◆ Task objective ◆
Copy each of the following rows verbatim, keeping every character unchanged.

(Stored dataset items)
--- begin ---

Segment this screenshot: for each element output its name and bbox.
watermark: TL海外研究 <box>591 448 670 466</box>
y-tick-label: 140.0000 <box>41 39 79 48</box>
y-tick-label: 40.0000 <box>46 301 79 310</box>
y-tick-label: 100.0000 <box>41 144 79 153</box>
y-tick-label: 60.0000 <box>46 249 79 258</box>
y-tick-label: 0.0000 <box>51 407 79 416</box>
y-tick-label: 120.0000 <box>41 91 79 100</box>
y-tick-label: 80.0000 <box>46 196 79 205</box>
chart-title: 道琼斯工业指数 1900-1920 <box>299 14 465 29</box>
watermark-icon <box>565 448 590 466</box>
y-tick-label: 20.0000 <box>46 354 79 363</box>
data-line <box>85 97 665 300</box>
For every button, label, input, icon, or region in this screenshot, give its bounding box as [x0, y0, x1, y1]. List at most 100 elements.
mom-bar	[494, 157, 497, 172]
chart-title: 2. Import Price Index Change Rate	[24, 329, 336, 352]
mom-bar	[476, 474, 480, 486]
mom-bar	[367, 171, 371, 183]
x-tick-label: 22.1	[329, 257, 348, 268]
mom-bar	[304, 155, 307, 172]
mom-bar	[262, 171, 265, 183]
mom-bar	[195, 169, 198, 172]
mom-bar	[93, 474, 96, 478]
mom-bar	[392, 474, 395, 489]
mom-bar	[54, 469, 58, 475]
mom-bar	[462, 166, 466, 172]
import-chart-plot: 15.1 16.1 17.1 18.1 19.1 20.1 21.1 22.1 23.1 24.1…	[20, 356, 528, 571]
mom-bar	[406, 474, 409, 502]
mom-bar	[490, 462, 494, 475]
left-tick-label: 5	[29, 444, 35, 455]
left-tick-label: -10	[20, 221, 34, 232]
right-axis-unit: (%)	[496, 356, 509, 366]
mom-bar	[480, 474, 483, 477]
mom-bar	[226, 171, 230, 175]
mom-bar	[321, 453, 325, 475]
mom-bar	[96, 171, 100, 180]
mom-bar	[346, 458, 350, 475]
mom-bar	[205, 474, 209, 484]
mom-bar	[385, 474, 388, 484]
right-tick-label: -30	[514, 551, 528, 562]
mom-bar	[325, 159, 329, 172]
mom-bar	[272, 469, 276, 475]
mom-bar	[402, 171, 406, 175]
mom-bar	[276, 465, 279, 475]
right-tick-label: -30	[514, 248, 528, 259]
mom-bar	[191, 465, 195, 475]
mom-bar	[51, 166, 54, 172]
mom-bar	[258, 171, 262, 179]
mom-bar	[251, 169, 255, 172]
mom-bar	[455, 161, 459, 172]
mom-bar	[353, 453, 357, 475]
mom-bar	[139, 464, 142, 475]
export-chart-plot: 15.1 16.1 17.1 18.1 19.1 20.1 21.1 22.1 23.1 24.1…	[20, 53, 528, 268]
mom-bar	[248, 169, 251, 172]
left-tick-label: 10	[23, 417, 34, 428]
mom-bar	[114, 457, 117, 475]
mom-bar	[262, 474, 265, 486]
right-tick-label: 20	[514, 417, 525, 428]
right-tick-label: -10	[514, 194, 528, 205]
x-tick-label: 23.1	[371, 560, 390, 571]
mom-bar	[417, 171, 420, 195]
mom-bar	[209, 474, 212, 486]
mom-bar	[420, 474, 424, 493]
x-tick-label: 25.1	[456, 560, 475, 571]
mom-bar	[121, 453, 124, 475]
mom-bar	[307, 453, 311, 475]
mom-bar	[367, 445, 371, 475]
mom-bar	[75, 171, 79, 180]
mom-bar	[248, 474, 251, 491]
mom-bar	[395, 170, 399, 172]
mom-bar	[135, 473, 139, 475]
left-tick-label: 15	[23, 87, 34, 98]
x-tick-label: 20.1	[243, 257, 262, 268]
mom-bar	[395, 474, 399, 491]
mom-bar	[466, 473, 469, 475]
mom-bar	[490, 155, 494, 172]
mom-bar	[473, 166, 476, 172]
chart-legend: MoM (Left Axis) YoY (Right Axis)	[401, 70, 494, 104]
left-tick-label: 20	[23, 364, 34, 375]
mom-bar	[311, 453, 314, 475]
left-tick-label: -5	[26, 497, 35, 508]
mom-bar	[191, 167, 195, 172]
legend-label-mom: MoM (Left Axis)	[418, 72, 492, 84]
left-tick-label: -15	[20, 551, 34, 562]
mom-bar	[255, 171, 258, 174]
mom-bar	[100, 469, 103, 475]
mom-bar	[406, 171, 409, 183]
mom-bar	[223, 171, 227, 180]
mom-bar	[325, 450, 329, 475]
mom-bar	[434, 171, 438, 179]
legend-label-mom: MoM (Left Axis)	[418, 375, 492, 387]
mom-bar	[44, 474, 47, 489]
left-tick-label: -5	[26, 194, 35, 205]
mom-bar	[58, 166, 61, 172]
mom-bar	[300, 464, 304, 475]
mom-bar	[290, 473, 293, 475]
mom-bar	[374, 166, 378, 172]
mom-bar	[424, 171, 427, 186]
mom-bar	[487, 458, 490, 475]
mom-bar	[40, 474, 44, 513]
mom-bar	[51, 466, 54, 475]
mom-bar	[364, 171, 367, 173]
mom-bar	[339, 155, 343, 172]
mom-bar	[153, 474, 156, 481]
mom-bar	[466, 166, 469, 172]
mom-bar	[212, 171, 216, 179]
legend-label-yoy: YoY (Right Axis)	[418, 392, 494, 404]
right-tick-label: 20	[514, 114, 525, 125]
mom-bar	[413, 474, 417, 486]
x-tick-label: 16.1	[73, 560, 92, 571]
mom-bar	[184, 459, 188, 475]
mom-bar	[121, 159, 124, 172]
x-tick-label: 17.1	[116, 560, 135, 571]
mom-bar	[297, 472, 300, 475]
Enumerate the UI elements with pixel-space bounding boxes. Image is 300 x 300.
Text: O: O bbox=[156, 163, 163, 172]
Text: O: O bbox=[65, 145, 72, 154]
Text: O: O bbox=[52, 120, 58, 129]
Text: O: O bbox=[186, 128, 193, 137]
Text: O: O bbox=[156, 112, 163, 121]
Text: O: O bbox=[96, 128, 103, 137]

--- end ---

◆ Answer ◆
Segment this screenshot: for each element output its name and bbox.
watermark: TL海外研究 <box>591 448 670 466</box>
y-tick-label: 140.0000 <box>41 39 79 48</box>
y-tick-label: 40.0000 <box>46 301 79 310</box>
y-tick-label: 100.0000 <box>41 144 79 153</box>
y-tick-label: 60.0000 <box>46 249 79 258</box>
y-tick-label: 0.0000 <box>51 407 79 416</box>
y-tick-label: 120.0000 <box>41 91 79 100</box>
y-tick-label: 80.0000 <box>46 196 79 205</box>
chart-title: 道琼斯工业指数 1900-1920 <box>299 14 465 29</box>
watermark-icon <box>565 448 590 466</box>
y-tick-label: 20.0000 <box>46 354 79 363</box>
data-line <box>85 97 665 300</box>
For every button, label, input, icon, or region in this screenshot, give its bounding box as [x0, y0, x1, y1]. List at most 100 elements.
mom-bar	[494, 157, 497, 172]
chart-title: 2. Import Price Index Change Rate	[24, 329, 336, 352]
mom-bar	[476, 474, 480, 486]
mom-bar	[367, 171, 371, 183]
x-tick-label: 22.1	[329, 257, 348, 268]
mom-bar	[304, 155, 307, 172]
mom-bar	[262, 171, 265, 183]
mom-bar	[195, 169, 198, 172]
mom-bar	[93, 474, 96, 478]
mom-bar	[392, 474, 395, 489]
mom-bar	[54, 469, 58, 475]
mom-bar	[462, 166, 466, 172]
import-chart-plot: 15.1 16.1 17.1 18.1 19.1 20.1 21.1 22.1 23.1 24.1…	[20, 356, 528, 571]
mom-bar	[406, 474, 409, 502]
mom-bar	[490, 462, 494, 475]
left-tick-label: 5	[29, 444, 35, 455]
left-tick-label: -10	[20, 221, 34, 232]
right-axis-unit: (%)	[496, 356, 509, 366]
mom-bar	[480, 474, 483, 477]
mom-bar	[226, 171, 230, 175]
mom-bar	[321, 453, 325, 475]
mom-bar	[96, 171, 100, 180]
mom-bar	[346, 458, 350, 475]
mom-bar	[205, 474, 209, 484]
mom-bar	[385, 474, 388, 484]
right-tick-label: -30	[514, 551, 528, 562]
mom-bar	[325, 159, 329, 172]
mom-bar	[272, 469, 276, 475]
mom-bar	[402, 171, 406, 175]
mom-bar	[276, 465, 279, 475]
right-tick-label: -30	[514, 248, 528, 259]
mom-bar	[191, 465, 195, 475]
mom-bar	[51, 166, 54, 172]
mom-bar	[258, 171, 262, 179]
mom-bar	[251, 169, 255, 172]
mom-bar	[455, 161, 459, 172]
mom-bar	[353, 453, 357, 475]
mom-bar	[139, 464, 142, 475]
export-chart-plot: 15.1 16.1 17.1 18.1 19.1 20.1 21.1 22.1 23.1 24.1…	[20, 53, 528, 268]
mom-bar	[248, 169, 251, 172]
left-tick-label: 10	[23, 417, 34, 428]
mom-bar	[114, 457, 117, 475]
mom-bar	[262, 474, 265, 486]
right-tick-label: 20	[514, 417, 525, 428]
right-tick-label: -10	[514, 194, 528, 205]
x-tick-label: 23.1	[371, 560, 390, 571]
mom-bar	[417, 171, 420, 195]
mom-bar	[209, 474, 212, 486]
mom-bar	[420, 474, 424, 493]
x-tick-label: 25.1	[456, 560, 475, 571]
mom-bar	[121, 453, 124, 475]
mom-bar	[307, 453, 311, 475]
mom-bar	[367, 445, 371, 475]
mom-bar	[75, 171, 79, 180]
mom-bar	[248, 474, 251, 491]
mom-bar	[395, 170, 399, 172]
mom-bar	[135, 473, 139, 475]
left-tick-label: 15	[23, 87, 34, 98]
x-tick-label: 20.1	[243, 257, 262, 268]
mom-bar	[395, 474, 399, 491]
mom-bar	[466, 473, 469, 475]
mom-bar	[490, 155, 494, 172]
mom-bar	[473, 166, 476, 172]
chart-legend: MoM (Left Axis) YoY (Right Axis)	[401, 70, 494, 104]
left-tick-label: 20	[23, 364, 34, 375]
mom-bar	[311, 453, 314, 475]
left-tick-label: -5	[26, 497, 35, 508]
mom-bar	[191, 167, 195, 172]
legend-label-mom: MoM (Left Axis)	[418, 72, 492, 84]
left-tick-label: -15	[20, 551, 34, 562]
mom-bar	[255, 171, 258, 174]
mom-bar	[100, 469, 103, 475]
mom-bar	[406, 171, 409, 183]
mom-bar	[223, 171, 227, 180]
mom-bar	[325, 450, 329, 475]
mom-bar	[434, 171, 438, 179]
legend-label-mom: MoM (Left Axis)	[418, 375, 492, 387]
mom-bar	[44, 474, 47, 489]
left-tick-label: -5	[26, 194, 35, 205]
mom-bar	[58, 166, 61, 172]
mom-bar	[300, 464, 304, 475]
mom-bar	[290, 473, 293, 475]
mom-bar	[374, 166, 378, 172]
mom-bar	[424, 171, 427, 186]
mom-bar	[487, 458, 490, 475]
mom-bar	[40, 474, 44, 513]
mom-bar	[51, 466, 54, 475]
mom-bar	[364, 171, 367, 173]
mom-bar	[339, 155, 343, 172]
mom-bar	[153, 474, 156, 481]
mom-bar	[466, 166, 469, 172]
mom-bar	[212, 171, 216, 179]
legend-label-yoy: YoY (Right Axis)	[418, 392, 494, 404]
right-tick-label: 20	[514, 114, 525, 125]
mom-bar	[413, 474, 417, 486]
x-tick-label: 16.1	[73, 560, 92, 571]
mom-bar	[184, 459, 188, 475]
mom-bar	[121, 159, 124, 172]
x-tick-label: 17.1	[116, 560, 135, 571]
mom-bar	[297, 472, 300, 475]
Enumerate the UI elements with pixel-space bounding boxes. Image is 300 x 300.
Text: O: O bbox=[156, 163, 163, 172]
Text: O: O bbox=[65, 145, 72, 154]
Text: O: O bbox=[52, 120, 58, 129]
Text: O: O bbox=[186, 128, 193, 137]
Text: O: O bbox=[156, 112, 163, 121]
Text: O: O bbox=[96, 128, 103, 137]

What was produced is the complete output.